__Problem to work on__
Find the string "possibili" in the data, then copy every line where it is found.

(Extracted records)
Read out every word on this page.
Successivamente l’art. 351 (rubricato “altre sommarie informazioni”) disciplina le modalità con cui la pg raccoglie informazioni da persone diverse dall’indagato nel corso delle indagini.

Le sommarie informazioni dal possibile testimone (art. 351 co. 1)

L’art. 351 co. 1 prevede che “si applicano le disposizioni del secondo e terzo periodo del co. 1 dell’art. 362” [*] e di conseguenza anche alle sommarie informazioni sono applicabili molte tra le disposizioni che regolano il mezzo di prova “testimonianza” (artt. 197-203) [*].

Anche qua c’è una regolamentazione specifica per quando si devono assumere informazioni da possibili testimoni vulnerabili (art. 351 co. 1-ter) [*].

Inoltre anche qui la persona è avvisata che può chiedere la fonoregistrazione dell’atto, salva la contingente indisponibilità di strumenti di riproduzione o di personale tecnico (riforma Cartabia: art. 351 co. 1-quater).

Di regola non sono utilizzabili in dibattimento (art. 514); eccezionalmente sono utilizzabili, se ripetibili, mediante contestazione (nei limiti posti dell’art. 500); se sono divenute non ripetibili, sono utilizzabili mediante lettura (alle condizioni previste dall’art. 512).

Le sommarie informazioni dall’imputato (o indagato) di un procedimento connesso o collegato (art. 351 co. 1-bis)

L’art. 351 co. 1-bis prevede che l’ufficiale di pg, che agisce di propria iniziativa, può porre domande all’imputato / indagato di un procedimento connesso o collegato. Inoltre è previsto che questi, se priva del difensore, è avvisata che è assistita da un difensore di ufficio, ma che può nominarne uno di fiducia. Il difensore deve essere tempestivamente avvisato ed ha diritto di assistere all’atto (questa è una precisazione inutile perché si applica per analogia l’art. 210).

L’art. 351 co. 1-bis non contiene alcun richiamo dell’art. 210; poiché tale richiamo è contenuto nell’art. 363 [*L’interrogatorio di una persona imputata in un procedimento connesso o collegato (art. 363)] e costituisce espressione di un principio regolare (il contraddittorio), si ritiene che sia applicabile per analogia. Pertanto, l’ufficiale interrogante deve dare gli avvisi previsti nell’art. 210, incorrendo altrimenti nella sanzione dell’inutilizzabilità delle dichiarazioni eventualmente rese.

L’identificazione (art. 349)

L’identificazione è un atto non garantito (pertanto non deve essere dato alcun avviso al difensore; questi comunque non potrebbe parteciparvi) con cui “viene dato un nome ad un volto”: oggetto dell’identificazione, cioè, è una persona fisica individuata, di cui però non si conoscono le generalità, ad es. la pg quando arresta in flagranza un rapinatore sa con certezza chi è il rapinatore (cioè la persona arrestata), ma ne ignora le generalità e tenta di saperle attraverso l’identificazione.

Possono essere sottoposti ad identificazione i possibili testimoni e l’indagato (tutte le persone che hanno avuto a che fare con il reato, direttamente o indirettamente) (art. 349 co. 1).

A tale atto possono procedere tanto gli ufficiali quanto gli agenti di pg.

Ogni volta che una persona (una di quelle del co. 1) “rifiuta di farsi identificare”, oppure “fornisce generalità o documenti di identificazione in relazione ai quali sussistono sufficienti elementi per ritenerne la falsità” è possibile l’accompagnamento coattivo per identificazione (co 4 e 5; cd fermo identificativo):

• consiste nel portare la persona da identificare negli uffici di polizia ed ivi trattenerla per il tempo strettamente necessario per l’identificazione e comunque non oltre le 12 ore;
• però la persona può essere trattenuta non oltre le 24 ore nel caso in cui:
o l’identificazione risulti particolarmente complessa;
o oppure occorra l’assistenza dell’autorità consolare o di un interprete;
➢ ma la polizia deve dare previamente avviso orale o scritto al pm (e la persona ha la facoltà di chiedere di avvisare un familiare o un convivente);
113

__Answer to the problem__
Anche qua c’è una regolamentazione specifica per quando si devono assumere informazioni da possibili testimoni vulnerabili (art. 351 co. 1-ter) [*].
Possono essere sottoposti ad identificazione i possibili testimoni e l’indagato (tutte le persone che hanno avuto a che fare con il reato, direttamente o indirettamente) (art. 349 co. 1).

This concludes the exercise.